* _Stored data entries_
###
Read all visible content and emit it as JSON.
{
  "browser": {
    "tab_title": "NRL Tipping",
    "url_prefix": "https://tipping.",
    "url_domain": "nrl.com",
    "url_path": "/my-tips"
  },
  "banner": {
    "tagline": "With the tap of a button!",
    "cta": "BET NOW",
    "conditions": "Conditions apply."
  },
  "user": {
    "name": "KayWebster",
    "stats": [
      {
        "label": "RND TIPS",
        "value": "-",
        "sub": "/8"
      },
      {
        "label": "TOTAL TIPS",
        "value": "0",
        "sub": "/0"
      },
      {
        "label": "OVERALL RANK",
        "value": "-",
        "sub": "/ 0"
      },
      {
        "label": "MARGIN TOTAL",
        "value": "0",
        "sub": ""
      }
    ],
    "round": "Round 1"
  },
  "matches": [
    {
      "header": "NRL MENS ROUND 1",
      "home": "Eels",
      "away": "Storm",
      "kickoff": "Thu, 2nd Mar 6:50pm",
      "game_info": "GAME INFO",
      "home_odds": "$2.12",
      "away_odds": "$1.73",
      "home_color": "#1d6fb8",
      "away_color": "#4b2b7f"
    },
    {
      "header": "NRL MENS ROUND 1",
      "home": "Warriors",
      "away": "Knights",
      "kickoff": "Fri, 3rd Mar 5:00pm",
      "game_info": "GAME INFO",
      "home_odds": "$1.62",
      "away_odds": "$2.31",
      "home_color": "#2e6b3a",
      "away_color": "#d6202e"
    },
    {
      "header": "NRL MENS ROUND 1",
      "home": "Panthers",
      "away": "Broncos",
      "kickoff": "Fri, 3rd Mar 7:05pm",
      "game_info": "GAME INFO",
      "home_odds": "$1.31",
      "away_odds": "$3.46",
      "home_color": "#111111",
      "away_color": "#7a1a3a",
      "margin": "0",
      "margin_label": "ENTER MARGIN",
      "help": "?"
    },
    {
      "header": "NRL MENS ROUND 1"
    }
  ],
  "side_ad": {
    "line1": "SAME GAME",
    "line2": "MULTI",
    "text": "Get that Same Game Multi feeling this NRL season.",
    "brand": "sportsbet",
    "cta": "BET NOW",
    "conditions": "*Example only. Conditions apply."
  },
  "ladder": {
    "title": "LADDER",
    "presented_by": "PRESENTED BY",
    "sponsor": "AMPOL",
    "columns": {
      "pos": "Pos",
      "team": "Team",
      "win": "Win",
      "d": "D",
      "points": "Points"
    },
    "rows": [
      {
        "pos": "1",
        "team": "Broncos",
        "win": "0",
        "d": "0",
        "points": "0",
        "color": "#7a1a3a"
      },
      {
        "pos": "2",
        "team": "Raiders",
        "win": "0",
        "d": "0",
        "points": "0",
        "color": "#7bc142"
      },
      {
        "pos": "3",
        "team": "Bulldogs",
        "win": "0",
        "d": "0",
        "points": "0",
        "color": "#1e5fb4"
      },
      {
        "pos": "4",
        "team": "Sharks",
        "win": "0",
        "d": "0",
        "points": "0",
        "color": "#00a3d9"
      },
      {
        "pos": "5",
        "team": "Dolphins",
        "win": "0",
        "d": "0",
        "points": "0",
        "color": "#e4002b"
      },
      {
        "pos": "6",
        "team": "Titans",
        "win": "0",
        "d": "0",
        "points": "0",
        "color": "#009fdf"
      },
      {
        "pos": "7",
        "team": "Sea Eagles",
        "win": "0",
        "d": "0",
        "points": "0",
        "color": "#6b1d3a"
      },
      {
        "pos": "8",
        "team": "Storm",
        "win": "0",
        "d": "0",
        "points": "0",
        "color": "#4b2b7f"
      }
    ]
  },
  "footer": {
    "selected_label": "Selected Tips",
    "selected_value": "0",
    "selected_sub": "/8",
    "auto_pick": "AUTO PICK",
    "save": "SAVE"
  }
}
###
* _Task to complete_
Go through the material above line by line and copy it exactly.

* _Right answer_
Read all visible content and emit it as JSON.
{
  "browser": {
    "tab_title": "NRL Tipping",
    "url_prefix": "https://tipping.",
    "url_domain": "nrl.com",
    "url_path": "/my-tips"
  },
  "banner": {
    "tagline": "With the tap of a button!",
    "cta": "BET NOW",
    "conditions": "Conditions apply."
  },
  "user": {
    "name": "KayWebster",
    "stats": [
      {
        "label": "RND TIPS",
        "value": "-",
        "sub": "/8"
      },
      {
        "label": "TOTAL TIPS",
        "value": "0",
        "sub": "/0"
      },
      {
        "label": "OVERALL RANK",
        "value": "-",
        "sub": "/ 0"
      },
      {
        "label": "MARGIN TOTAL",
        "value": "0",
        "sub": ""
      }
    ],
    "round": "Round 1"
  },
  "matches": [
    {
      "header": "NRL MENS ROUND 1",
      "home": "Eels",
      "away": "Storm",
      "kickoff": "Thu, 2nd Mar 6:50pm",
      "game_info": "GAME INFO",
      "home_odds": "$2.12",
      "away_odds": "$1.73",
      "home_color": "#1d6fb8",
      "away_color": "#4b2b7f"
    },
    {
      "header": "NRL MENS ROUND 1",
      "home": "Warriors",
      "away": "Knights",
      "kickoff": "Fri, 3rd Mar 5:00pm",
      "game_info": "GAME INFO",
      "home_odds": "$1.62",
      "away_odds": "$2.31",
      "home_color": "#2e6b3a",
      "away_color": "#d6202e"
    },
    {
      "header": "NRL MENS ROUND 1",
      "home": "Panthers",
      "away": "Broncos",
      "kickoff": "Fri, 3rd Mar 7:05pm",
      "game_info": "GAME INFO",
      "home_odds": "$1.31",
      "away_odds": "$3.46",
      "home_color": "#111111",
      "away_color": "#7a1a3a",
      "margin": "0",
      "margin_label": "ENTER MARGIN",
      "help": "?"
    },
    {
      "header": "NRL MENS ROUND 1"
    }
  ],
  "side_ad": {
    "line1": "SAME GAME",
    "line2": "MULTI",
    "text": "Get that Same Game Multi feeling this NRL season.",
    "brand": "sportsbet",
    "cta": "BET NOW",
    "conditions": "*Example only. Conditions apply."
  },
  "ladder": {
    "title": "LADDER",
    "presented_by": "PRESENTED BY",
    "sponsor": "AMPOL",
    "columns": {
      "pos": "Pos",
      "team": "Team",
      "win": "Win",
      "d": "D",
      "points": "Points"
    },
    "rows": [
      {
        "pos": "1",
        "team": "Broncos",
        "win": "0",
        "d": "0",
        "points": "0",
        "color": "#7a1a3a"
      },
      {
        "pos": "2",
        "team": "Raiders",
        "win": "0",
        "d": "0",
        "points": "0",
        "color": "#7bc142"
      },
      {
        "pos": "3",
        "team": "Bulldogs",
        "win": "0",
        "d": "0",
        "points": "0",
        "color": "#1e5fb4"
      },
      {
        "pos": "4",
        "team": "Sharks",
        "win": "0",
        "d": "0",
        "points": "0",
        "color": "#00a3d9"
      },
      {
        "pos": "5",
        "team": "Dolphins",
        "win": "0",
        "d": "0",
        "points": "0",
        "color": "#e4002b"
      },
      {
        "pos": "6",
        "team": "Titans",
        "win": "0",
        "d": "0",
        "points": "0",
        "color": "#009fdf"
      },
      {
        "pos": "7",
        "team": "Sea Eagles",
        "win": "0",
        "d": "0",
        "points": "0",
        "color": "#6b1d3a"
      },
      {
        "pos": "8",
        "team": "Storm",
        "win": "0",
        "d": "0",
        "points": "0",
        "color": "#4b2b7f"
      }
    ]
  },
  "footer": {
    "selected_label": "Selected Tips",
    "selected_value": "0",
    "selected_sub": "/8",
    "auto_pick": "AUTO PICK",
    "save": "SAVE"
  }
}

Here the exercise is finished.